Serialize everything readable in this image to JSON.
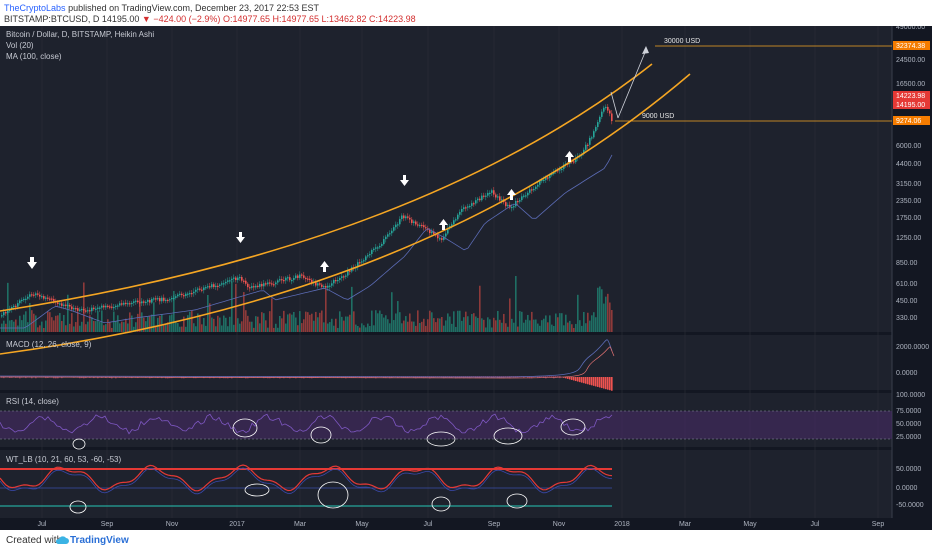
{
  "header": {
    "publisher": "TheCryptoLabs",
    "published_text": "published on TradingView.com, December 23, 2017 22:53 EST",
    "symbol": "BITSTAMP:BTCUSD, D",
    "last": "14195.00",
    "change": "−424.00 (−2.9%)",
    "ohlc": "O:14977.65 H:14977.65 L:13462.82 C:14223.98"
  },
  "pane_labels": {
    "title": "Bitcoin / Dollar, D, BITSTAMP, Heikin Ashi",
    "vol": "Vol (20)",
    "ma": "MA (100, close)",
    "macd": "MACD (12, 26, close, 9)",
    "rsi": "RSI (14, close)",
    "wt": "WT_LB (10, 21, 60, 53, -60, -53)"
  },
  "price_axis": [
    "49000.00",
    "24500.00",
    "16500.00",
    "8500.00",
    "6000.00",
    "4400.00",
    "3150.00",
    "2350.00",
    "1750.00",
    "1250.00",
    "850.00",
    "610.00",
    "450.00",
    "330.00"
  ],
  "price_tags": [
    {
      "text": "32374.38",
      "color": "#f57c00"
    },
    {
      "text": "14223.98",
      "color": "#e53935"
    },
    {
      "text": "14195.00",
      "color": "#e53935"
    },
    {
      "text": "9274.06",
      "color": "#f57c00"
    }
  ],
  "annotations": {
    "upper": "30000  USD",
    "lower": "9000  USD"
  },
  "macd_axis": [
    "2000.0000",
    "0.0000"
  ],
  "rsi_axis": [
    "100.0000",
    "75.0000",
    "50.0000",
    "25.0000"
  ],
  "wt_axis": [
    "50.0000",
    "0.0000",
    "-50.0000"
  ],
  "x_axis": [
    "Jul",
    "Sep",
    "Nov",
    "2017",
    "Mar",
    "May",
    "Jul",
    "Sep",
    "Nov",
    "2018",
    "Mar",
    "May",
    "Jul",
    "Sep"
  ],
  "footer": {
    "created": "Created with",
    "brand": "TradingView"
  },
  "colors": {
    "channel": "#f5a623",
    "up": "#26a69a",
    "down": "#ef5350",
    "ma": "#5b6bb5",
    "wt_over": "#e53935",
    "wt_under": "#26a69a"
  }
}
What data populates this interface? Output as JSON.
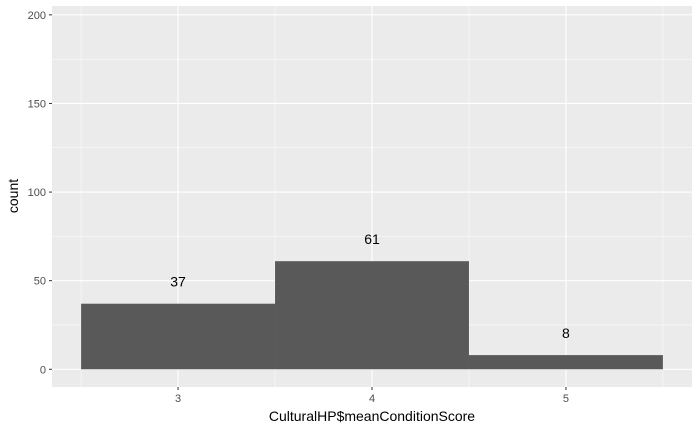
:::
## Goal of the exercise
Go through the listing above and write it out again exactly, dropping the pictures.

## The completed task
Serialize everything readable in this image to JSON.
{
  "header": {
    "publisher": "TheCryptoLabs",
    "published_text": "published on TradingView.com, December 23, 2017 22:53 EST",
    "symbol": "BITSTAMP:BTCUSD, D",
    "last": "14195.00",
    "change": "−424.00 (−2.9%)",
    "ohlc": "O:14977.65 H:14977.65 L:13462.82 C:14223.98"
  },
  "pane_labels": {
    "title": "Bitcoin / Dollar, D, BITSTAMP, Heikin Ashi",
    "vol": "Vol (20)",
    "ma": "MA (100, close)",
    "macd": "MACD (12, 26, close, 9)",
    "rsi": "RSI (14, close)",
    "wt": "WT_LB (10, 21, 60, 53, -60, -53)"
  },
  "price_axis": [
    "49000.00",
    "24500.00",
    "16500.00",
    "8500.00",
    "6000.00",
    "4400.00",
    "3150.00",
    "2350.00",
    "1750.00",
    "1250.00",
    "850.00",
    "610.00",
    "450.00",
    "330.00"
  ],
  "price_tags": [
    {
      "text": "32374.38",
      "color": "#f57c00"
    },
    {
      "text": "14223.98",
      "color": "#e53935"
    },
    {
      "text": "14195.00",
      "color": "#e53935"
    },
    {
      "text": "9274.06",
      "color": "#f57c00"
    }
  ],
  "annotations": {
    "upper": "30000  USD",
    "lower": "9000  USD"
  },
  "macd_axis": [
    "2000.0000",
    "0.0000"
  ],
  "rsi_axis": [
    "100.0000",
    "75.0000",
    "50.0000",
    "25.0000"
  ],
  "wt_axis": [
    "50.0000",
    "0.0000",
    "-50.0000"
  ],
  "x_axis": [
    "Jul",
    "Sep",
    "Nov",
    "2017",
    "Mar",
    "May",
    "Jul",
    "Sep",
    "Nov",
    "2018",
    "Mar",
    "May",
    "Jul",
    "Sep"
  ],
  "footer": {
    "created": "Created with",
    "brand": "TradingView"
  },
  "colors": {
    "channel": "#f5a623",
    "up": "#26a69a",
    "down": "#ef5350",
    "ma": "#5b6bb5",
    "wt_over": "#e53935",
    "wt_under": "#26a69a"
  }
}
What data populates this interface? Output as JSON.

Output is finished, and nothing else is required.